> [PROBLEM DETAILS]:
Every line that contains "西安外事学院博雅教育" counts once; give the total number of such lines, with no other words.

> [STORED RECORDS]:
— begin —

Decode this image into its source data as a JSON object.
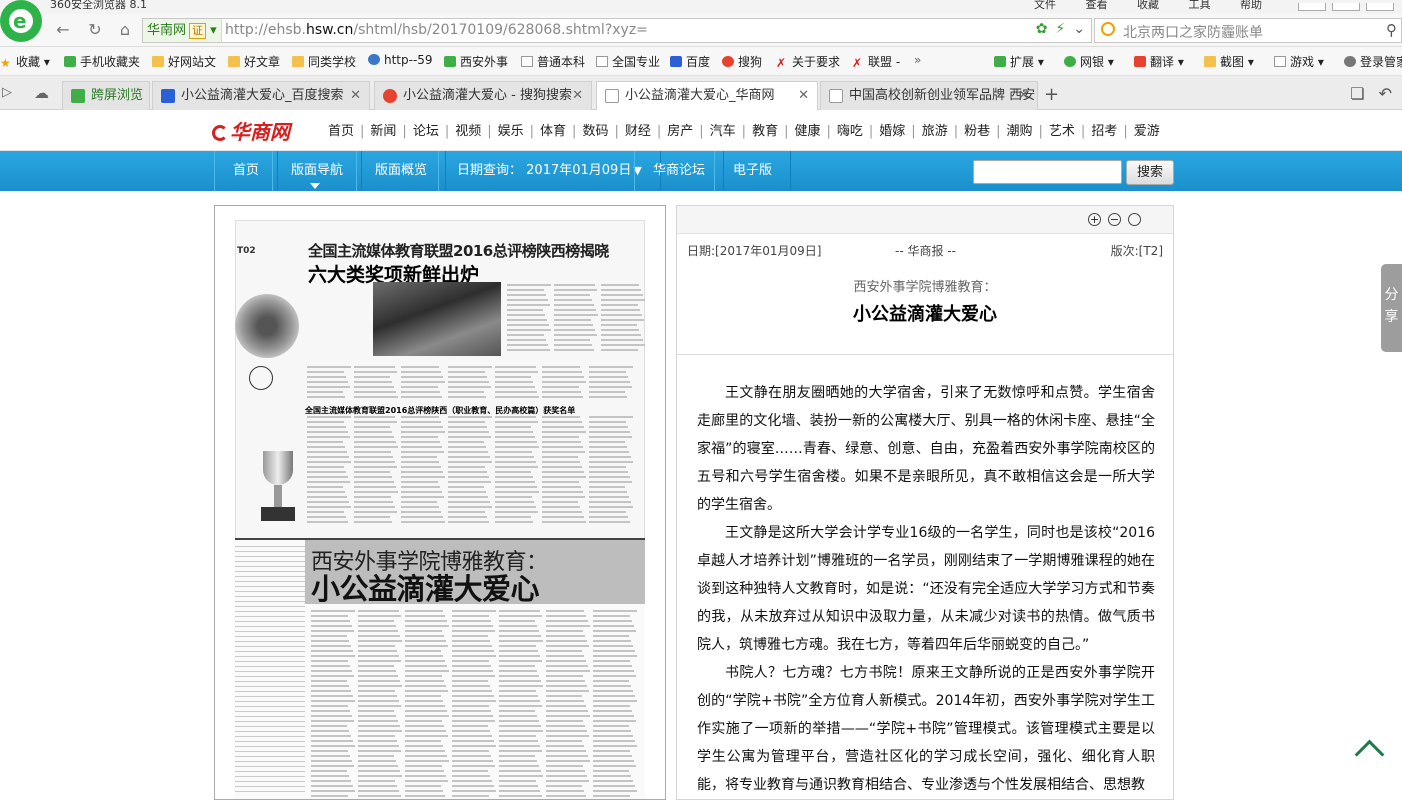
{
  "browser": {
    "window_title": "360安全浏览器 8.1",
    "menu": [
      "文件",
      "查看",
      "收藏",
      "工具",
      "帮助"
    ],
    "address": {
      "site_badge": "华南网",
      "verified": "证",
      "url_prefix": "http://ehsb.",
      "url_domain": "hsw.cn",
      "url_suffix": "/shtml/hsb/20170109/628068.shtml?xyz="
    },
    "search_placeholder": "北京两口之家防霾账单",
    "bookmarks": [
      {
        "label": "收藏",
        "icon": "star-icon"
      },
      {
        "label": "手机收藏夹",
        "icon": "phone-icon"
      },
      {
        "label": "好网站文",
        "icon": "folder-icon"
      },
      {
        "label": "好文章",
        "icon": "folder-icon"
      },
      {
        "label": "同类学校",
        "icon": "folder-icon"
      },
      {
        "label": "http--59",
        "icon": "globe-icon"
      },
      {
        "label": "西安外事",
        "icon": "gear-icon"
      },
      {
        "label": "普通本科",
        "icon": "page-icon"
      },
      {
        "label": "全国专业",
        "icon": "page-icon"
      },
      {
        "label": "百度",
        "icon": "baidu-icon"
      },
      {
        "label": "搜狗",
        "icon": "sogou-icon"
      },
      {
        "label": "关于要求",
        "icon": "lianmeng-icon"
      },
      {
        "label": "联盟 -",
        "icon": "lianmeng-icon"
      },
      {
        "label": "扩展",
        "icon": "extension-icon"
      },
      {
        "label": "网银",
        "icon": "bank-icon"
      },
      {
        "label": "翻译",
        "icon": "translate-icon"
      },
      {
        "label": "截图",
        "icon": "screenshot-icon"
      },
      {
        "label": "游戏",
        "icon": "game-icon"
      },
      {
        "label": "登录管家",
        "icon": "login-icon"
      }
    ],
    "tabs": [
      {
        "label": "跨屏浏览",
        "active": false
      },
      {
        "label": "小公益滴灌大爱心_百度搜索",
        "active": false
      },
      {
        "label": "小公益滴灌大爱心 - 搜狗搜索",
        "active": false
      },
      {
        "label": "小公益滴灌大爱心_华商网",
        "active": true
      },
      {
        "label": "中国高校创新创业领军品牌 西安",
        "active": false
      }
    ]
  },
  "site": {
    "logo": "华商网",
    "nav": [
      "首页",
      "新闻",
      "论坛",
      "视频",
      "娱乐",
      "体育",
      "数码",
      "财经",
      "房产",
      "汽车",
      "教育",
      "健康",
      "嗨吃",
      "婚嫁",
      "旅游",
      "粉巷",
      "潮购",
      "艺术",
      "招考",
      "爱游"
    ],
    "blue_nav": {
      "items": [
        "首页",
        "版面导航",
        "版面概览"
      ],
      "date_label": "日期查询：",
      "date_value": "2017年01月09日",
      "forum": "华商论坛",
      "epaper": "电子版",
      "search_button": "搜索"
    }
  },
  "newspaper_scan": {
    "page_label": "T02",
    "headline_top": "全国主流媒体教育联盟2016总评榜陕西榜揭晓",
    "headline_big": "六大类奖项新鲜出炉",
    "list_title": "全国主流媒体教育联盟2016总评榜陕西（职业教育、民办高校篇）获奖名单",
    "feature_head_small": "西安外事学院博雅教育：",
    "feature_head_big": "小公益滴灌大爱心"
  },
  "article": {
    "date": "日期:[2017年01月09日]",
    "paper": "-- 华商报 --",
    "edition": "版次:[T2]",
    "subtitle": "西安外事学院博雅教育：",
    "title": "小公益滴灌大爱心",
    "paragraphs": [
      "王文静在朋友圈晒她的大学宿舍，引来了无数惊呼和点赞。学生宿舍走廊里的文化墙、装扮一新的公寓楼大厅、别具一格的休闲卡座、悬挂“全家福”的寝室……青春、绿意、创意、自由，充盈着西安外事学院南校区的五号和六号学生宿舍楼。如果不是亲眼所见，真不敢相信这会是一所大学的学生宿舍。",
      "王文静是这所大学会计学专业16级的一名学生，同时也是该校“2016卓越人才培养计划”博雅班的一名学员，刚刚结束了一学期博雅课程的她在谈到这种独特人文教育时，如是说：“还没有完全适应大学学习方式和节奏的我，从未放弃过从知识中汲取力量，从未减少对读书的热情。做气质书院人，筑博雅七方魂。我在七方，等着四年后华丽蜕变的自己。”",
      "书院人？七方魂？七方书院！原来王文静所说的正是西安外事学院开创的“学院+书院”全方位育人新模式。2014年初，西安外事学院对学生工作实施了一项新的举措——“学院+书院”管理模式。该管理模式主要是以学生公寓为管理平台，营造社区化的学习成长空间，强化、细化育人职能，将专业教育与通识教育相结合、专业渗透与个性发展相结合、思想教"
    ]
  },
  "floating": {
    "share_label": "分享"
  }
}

— end —

> [CORRECT RESPONSE]:
2